● Stated exercise: Copy out each line that mentions the word "this".

● Data listing:
=======

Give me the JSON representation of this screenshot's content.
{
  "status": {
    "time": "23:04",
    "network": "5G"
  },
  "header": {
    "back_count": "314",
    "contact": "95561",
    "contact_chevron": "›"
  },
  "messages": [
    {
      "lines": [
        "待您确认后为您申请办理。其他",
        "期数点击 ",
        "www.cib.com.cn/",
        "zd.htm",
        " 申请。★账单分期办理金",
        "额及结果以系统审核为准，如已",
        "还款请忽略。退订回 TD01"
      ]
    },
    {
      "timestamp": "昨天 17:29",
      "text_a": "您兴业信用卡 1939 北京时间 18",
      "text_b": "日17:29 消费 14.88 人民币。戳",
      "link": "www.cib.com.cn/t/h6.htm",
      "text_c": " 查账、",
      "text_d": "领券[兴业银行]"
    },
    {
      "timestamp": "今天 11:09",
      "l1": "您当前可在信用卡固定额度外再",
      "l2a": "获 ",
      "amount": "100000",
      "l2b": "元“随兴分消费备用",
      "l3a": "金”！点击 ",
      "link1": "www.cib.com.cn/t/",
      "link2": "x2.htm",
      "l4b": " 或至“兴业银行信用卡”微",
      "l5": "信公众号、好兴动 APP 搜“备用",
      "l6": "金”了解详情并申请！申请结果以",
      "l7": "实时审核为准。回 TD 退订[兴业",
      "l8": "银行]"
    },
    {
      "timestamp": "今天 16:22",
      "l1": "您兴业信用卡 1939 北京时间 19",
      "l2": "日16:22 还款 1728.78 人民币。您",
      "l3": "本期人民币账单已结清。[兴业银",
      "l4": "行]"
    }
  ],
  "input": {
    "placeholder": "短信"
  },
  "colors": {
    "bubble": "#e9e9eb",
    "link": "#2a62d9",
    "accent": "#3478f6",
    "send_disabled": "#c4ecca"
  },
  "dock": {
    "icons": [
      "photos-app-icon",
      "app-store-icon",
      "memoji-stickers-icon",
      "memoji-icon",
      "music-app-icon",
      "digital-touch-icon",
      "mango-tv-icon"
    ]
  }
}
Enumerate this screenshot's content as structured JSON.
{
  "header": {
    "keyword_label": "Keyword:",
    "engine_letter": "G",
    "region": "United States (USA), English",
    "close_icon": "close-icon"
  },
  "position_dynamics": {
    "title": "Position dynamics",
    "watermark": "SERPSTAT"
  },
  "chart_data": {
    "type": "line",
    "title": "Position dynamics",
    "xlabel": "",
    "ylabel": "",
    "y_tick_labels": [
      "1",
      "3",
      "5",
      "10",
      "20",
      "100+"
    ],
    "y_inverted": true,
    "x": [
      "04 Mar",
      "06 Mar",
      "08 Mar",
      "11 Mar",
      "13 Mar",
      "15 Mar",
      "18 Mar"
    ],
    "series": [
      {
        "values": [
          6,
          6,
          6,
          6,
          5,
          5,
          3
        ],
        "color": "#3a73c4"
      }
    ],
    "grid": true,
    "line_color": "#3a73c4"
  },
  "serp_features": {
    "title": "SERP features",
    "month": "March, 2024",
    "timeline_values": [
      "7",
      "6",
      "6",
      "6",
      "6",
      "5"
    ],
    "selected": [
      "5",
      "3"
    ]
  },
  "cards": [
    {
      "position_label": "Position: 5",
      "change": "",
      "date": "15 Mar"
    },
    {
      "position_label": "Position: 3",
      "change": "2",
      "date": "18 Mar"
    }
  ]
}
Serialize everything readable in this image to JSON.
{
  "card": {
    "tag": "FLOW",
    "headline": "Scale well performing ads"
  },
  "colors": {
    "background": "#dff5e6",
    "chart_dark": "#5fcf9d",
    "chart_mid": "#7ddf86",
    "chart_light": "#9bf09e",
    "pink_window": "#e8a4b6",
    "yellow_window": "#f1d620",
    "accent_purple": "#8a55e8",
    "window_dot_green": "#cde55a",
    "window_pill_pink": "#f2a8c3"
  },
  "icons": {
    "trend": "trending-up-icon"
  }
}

=======

● Worked solution:
Give me the JSON representation of this screenshot's content.
Enumerate this screenshot's content as structured JSON.
Serialize everything readable in this image to JSON.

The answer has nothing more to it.